§ **Short exercise**
Copy the entries word for word, starting with the line that contains "Output each element" and ending after the line that contains "series-line-180d xyxy=(226,359,1421,422)".

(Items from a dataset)
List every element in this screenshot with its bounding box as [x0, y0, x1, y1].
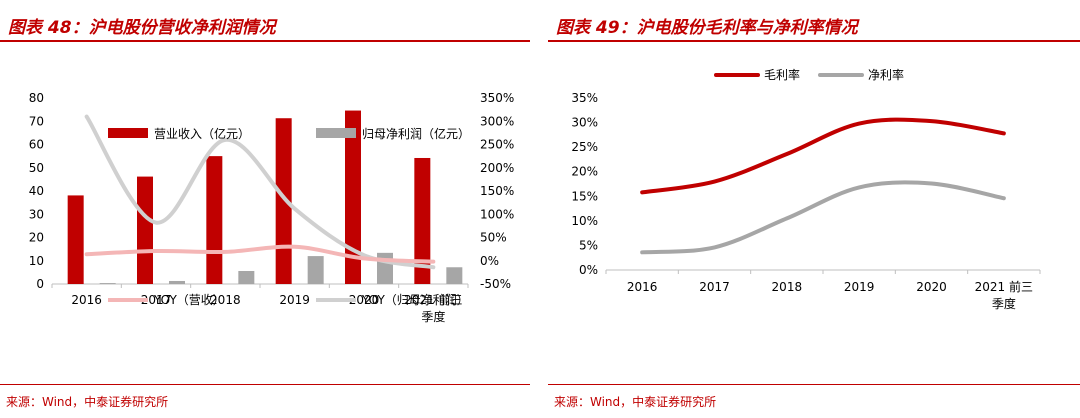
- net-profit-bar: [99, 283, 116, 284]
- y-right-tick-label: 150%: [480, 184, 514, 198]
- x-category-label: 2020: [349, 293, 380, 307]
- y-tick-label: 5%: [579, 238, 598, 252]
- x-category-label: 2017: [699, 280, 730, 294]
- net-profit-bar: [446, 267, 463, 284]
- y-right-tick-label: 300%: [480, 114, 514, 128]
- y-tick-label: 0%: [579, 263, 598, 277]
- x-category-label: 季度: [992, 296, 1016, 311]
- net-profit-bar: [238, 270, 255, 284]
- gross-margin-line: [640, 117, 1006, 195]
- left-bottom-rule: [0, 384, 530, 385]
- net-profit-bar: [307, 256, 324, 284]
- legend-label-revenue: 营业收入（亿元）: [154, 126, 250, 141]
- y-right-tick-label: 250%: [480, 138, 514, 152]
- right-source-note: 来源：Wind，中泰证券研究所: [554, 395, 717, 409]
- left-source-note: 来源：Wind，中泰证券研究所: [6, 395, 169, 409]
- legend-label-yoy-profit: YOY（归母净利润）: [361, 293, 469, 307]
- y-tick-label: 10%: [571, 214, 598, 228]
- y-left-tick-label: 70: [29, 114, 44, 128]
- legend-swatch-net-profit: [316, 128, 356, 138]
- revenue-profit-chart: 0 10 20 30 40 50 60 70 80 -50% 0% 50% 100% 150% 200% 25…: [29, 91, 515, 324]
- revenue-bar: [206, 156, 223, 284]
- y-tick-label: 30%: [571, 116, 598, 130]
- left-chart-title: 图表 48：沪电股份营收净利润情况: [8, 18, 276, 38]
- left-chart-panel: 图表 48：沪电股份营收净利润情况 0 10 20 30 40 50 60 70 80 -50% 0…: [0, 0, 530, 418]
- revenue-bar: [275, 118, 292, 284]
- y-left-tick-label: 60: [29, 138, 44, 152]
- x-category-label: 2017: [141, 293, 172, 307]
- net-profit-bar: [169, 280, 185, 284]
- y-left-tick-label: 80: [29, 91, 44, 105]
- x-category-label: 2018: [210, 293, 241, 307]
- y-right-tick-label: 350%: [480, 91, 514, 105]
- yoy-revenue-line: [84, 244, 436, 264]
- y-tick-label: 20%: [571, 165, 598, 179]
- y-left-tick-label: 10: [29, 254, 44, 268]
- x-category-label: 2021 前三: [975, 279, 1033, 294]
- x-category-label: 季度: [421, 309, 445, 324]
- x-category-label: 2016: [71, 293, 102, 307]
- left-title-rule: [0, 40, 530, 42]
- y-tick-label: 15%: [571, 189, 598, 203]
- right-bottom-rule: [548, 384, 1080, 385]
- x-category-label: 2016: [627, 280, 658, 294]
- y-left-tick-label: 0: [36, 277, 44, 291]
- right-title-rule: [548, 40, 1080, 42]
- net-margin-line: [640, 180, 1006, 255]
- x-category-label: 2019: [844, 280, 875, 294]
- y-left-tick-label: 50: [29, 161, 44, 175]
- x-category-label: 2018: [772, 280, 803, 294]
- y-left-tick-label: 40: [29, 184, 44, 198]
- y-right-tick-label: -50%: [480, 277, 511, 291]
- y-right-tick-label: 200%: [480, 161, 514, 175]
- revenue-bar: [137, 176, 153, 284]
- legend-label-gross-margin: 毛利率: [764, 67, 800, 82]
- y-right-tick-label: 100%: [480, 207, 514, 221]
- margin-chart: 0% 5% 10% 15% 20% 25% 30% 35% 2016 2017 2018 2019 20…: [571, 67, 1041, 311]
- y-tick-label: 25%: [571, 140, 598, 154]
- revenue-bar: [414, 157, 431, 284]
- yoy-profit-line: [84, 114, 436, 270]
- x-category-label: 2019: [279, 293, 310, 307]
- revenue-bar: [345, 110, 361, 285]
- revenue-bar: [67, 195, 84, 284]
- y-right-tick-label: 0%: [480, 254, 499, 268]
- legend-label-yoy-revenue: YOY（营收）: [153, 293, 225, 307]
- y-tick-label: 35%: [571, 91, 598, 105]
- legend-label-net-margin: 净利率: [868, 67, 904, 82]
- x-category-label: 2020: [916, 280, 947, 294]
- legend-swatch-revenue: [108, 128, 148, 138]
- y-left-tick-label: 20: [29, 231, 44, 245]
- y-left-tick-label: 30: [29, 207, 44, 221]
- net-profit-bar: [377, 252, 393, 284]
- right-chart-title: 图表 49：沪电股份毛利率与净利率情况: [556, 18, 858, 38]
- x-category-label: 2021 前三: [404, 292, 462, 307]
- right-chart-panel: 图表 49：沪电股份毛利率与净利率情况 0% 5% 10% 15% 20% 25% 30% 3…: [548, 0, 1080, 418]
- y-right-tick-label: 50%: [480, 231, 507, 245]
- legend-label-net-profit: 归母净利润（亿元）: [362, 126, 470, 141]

...

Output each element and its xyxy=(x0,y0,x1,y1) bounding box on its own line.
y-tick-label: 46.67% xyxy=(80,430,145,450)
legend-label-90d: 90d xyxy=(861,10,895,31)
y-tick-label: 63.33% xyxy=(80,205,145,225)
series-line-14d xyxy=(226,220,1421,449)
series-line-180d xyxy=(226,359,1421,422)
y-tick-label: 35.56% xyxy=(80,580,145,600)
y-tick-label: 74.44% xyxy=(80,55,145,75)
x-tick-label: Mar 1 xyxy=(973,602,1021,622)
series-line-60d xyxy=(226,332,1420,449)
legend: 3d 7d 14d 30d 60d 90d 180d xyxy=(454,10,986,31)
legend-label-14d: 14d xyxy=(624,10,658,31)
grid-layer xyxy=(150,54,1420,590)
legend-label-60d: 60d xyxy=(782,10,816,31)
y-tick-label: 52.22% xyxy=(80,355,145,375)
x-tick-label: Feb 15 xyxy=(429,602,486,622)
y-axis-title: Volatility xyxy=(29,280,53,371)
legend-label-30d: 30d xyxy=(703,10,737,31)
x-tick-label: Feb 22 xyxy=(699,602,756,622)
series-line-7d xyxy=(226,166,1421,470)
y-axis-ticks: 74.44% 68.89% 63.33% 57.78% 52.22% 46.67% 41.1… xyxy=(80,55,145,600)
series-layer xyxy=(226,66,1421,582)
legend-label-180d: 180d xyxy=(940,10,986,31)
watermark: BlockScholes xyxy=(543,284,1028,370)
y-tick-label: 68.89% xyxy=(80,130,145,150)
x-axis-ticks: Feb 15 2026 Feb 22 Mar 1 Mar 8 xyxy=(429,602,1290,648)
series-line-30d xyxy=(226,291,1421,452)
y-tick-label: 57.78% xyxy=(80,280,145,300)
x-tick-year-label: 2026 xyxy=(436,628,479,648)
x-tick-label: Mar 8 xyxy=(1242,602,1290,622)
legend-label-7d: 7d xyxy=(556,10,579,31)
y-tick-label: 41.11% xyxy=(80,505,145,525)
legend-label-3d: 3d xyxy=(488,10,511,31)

§ **Problem solution**
Output each element and its xyxy=(x0,y0,x1,y1) bounding box on its own line.
y-tick-label: 46.67% xyxy=(80,430,145,450)
legend-label-90d: 90d xyxy=(861,10,895,31)
y-tick-label: 63.33% xyxy=(80,205,145,225)
series-line-14d xyxy=(226,220,1421,449)
series-line-180d xyxy=(226,359,1421,422)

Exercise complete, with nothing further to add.